DIRECTIONS FOR THIS TASK: Output every line below without omitting or altering anything.

Data listing:
□ □ □ □ □ □ □

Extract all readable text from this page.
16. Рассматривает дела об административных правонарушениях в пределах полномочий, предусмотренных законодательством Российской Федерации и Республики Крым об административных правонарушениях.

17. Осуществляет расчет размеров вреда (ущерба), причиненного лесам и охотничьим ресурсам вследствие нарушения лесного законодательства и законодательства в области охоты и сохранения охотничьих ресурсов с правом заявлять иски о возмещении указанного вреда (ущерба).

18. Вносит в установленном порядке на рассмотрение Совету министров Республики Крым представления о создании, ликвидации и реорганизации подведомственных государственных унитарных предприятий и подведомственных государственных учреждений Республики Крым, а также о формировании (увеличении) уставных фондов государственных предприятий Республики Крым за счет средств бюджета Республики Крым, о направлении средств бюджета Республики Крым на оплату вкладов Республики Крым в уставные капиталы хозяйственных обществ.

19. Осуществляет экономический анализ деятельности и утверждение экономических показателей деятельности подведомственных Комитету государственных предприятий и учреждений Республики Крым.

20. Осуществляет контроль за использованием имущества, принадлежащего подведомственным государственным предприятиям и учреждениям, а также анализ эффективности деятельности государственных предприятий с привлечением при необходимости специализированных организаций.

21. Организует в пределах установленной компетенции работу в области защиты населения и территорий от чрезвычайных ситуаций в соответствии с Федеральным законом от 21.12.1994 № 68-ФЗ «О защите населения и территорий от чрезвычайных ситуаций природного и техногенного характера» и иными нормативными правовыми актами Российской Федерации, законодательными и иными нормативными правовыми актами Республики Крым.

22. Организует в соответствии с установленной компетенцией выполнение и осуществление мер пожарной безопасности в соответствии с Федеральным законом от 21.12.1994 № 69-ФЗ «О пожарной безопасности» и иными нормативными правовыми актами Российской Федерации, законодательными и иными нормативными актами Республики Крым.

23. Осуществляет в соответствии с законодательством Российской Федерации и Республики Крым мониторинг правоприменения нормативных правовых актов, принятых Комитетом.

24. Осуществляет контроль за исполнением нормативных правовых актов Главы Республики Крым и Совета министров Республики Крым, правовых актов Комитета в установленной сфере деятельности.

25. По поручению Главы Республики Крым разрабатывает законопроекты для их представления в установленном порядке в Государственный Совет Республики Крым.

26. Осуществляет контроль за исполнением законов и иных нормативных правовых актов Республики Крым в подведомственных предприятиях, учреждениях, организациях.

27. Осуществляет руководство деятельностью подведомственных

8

□ □ □ □ □ □ □

RESPONSE:
Extract all readable text from this page.
16. Рассматривает дела об административных правонарушениях в пределах полномочий, предусмотренных законодательством Российской Федерации и Республики Крым об административных правонарушениях.

17. Осуществляет расчет размеров вреда (ущерба), причиненного лесам и охотничьим ресурсам вследствие нарушения лесного законодательства и законодательства в области охоты и сохранения охотничьих ресурсов с правом заявлять иски о возмещении указанного вреда (ущерба).

18. Вносит в установленном порядке на рассмотрение Совету министров Республики Крым представления о создании, ликвидации и реорганизации подведомственных государственных унитарных предприятий и подведомственных государственных учреждений Республики Крым, а также о формировании (увеличении) уставных фондов государственных предприятий Республики Крым за счет средств бюджета Республики Крым, о направлении средств бюджета Республики Крым на оплату вкладов Республики Крым в уставные капиталы хозяйственных обществ.

19. Осуществляет экономический анализ деятельности и утверждение экономических показателей деятельности подведомственных Комитету государственных предприятий и учреждений Республики Крым.

20. Осуществляет контроль за использованием имущества, принадлежащего подведомственным государственным предприятиям и учреждениям, а также анализ эффективности деятельности государственных предприятий с привлечением при необходимости специализированных организаций.

21. Организует в пределах установленной компетенции работу в области защиты населения и территорий от чрезвычайных ситуаций в соответствии с Федеральным законом от 21.12.1994 № 68-ФЗ «О защите населения и территорий от чрезвычайных ситуаций природного и техногенного характера» и иными нормативными правовыми актами Российской Федерации, законодательными и иными нормативными правовыми актами Республики Крым.

22. Организует в соответствии с установленной компетенцией выполнение и осуществление мер пожарной безопасности в соответствии с Федеральным законом от 21.12.1994 № 69-ФЗ «О пожарной безопасности» и иными нормативными правовыми актами Российской Федерации, законодательными и иными нормативными актами Республики Крым.

23. Осуществляет в соответствии с законодательством Российской Федерации и Республики Крым мониторинг правоприменения нормативных правовых актов, принятых Комитетом.

24. Осуществляет контроль за исполнением нормативных правовых актов Главы Республики Крым и Совета министров Республики Крым, правовых актов Комитета в установленной сфере деятельности.

25. По поручению Главы Республики Крым разрабатывает законопроекты для их представления в установленном порядке в Государственный Совет Республики Крым.

26. Осуществляет контроль за исполнением законов и иных нормативных правовых актов Республики Крым в подведомственных предприятиях, учреждениях, организациях.

27. Осуществляет руководство деятельностью подведомственных

8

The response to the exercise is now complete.